## Exercise instructions
Write out the listing below exactly, and omit any images you find in it.

## Given entries

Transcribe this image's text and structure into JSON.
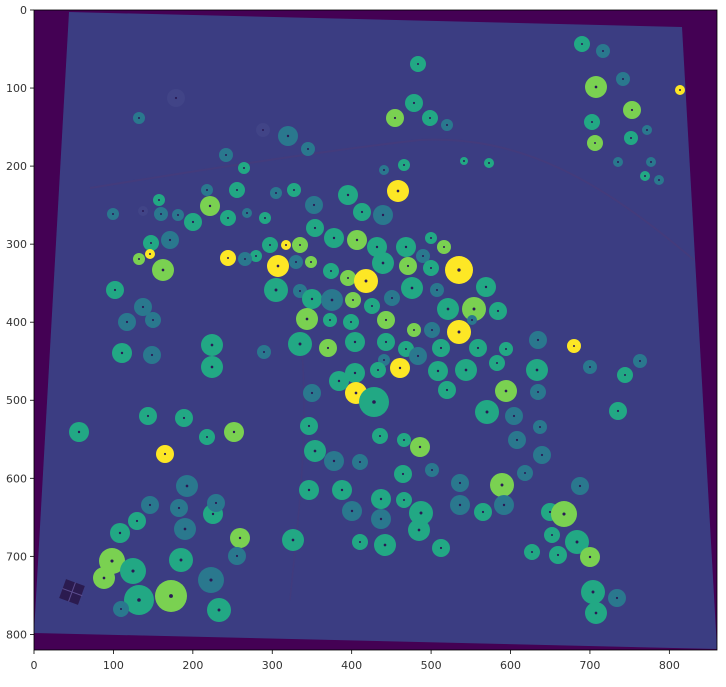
{
  "image": {
    "description_free": true,
    "colormap": "viridis",
    "colors": {
      "background_dark": "#440154",
      "field_base": "#3b3d82",
      "low": "#414487",
      "mid": "#2a788e",
      "high": "#22a884",
      "bright": "#7ad151",
      "max": "#fde725"
    }
  },
  "axes": {
    "x_ticks": [
      "0",
      "100",
      "200",
      "300",
      "400",
      "500",
      "600",
      "700",
      "800"
    ],
    "y_ticks": [
      "0",
      "100",
      "200",
      "300",
      "400",
      "500",
      "600",
      "700",
      "800"
    ],
    "x_range": [
      0,
      860
    ],
    "y_range": [
      820,
      0
    ]
  }
}
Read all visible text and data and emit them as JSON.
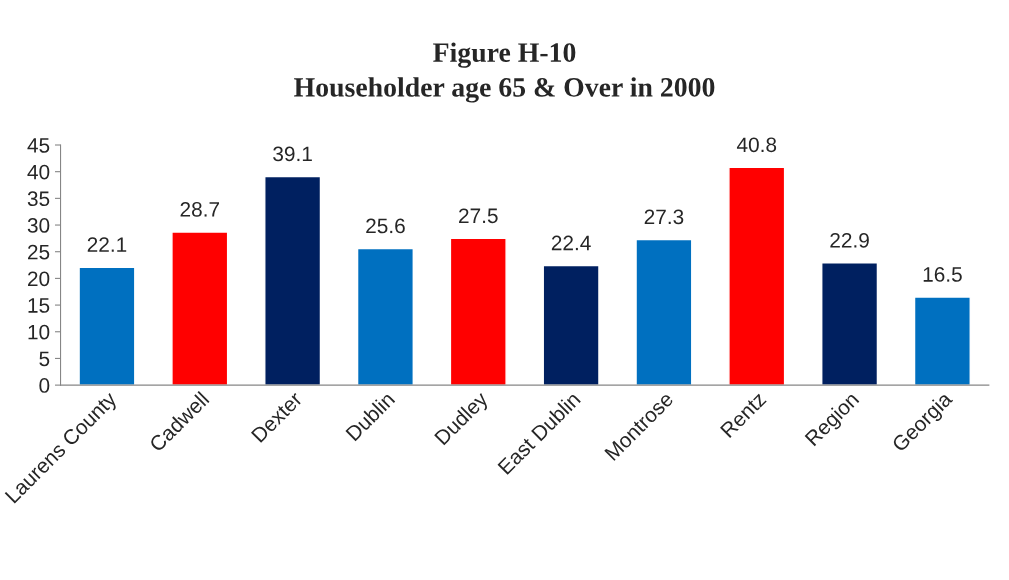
{
  "chart_data": {
    "type": "bar",
    "title": "Figure H-10",
    "subtitle": "Householder age 65 & Over in 2000",
    "categories": [
      "Laurens County",
      "Cadwell",
      "Dexter",
      "Dublin",
      "Dudley",
      "East Dublin",
      "Montrose",
      "Rentz",
      "Region",
      "Georgia"
    ],
    "values": [
      22.1,
      28.7,
      39.1,
      25.6,
      27.5,
      22.4,
      27.3,
      40.8,
      22.9,
      16.5
    ],
    "colors": [
      "#0070c0",
      "#ff0000",
      "#002060",
      "#0070c0",
      "#ff0000",
      "#002060",
      "#0070c0",
      "#ff0000",
      "#002060",
      "#0070c0"
    ],
    "ylim": [
      0,
      45
    ],
    "yticks": [
      0,
      5,
      10,
      15,
      20,
      25,
      30,
      35,
      40,
      45
    ],
    "data_labels": true,
    "grid": false,
    "legend": false
  }
}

## Task output
Transcribe this image's text and structure into JSON.
{
  "image": {
    "description_free": true,
    "colormap": "viridis",
    "colors": {
      "background_dark": "#440154",
      "field_base": "#3b3d82",
      "low": "#414487",
      "mid": "#2a788e",
      "high": "#22a884",
      "bright": "#7ad151",
      "max": "#fde725"
    }
  },
  "axes": {
    "x_ticks": [
      "0",
      "100",
      "200",
      "300",
      "400",
      "500",
      "600",
      "700",
      "800"
    ],
    "y_ticks": [
      "0",
      "100",
      "200",
      "300",
      "400",
      "500",
      "600",
      "700",
      "800"
    ],
    "x_range": [
      0,
      860
    ],
    "y_range": [
      820,
      0
    ]
  }
}
Read all visible text and data and emit them as JSON.
{
  "chart_data": {
    "type": "bar",
    "title": "Figure H-10",
    "subtitle": "Householder age 65 & Over in 2000",
    "categories": [
      "Laurens County",
      "Cadwell",
      "Dexter",
      "Dublin",
      "Dudley",
      "East Dublin",
      "Montrose",
      "Rentz",
      "Region",
      "Georgia"
    ],
    "values": [
      22.1,
      28.7,
      39.1,
      25.6,
      27.5,
      22.4,
      27.3,
      40.8,
      22.9,
      16.5
    ],
    "colors": [
      "#0070c0",
      "#ff0000",
      "#002060",
      "#0070c0",
      "#ff0000",
      "#002060",
      "#0070c0",
      "#ff0000",
      "#002060",
      "#0070c0"
    ],
    "ylim": [
      0,
      45
    ],
    "yticks": [
      0,
      5,
      10,
      15,
      20,
      25,
      30,
      35,
      40,
      45
    ],
    "data_labels": true,
    "grid": false,
    "legend": false
  }
}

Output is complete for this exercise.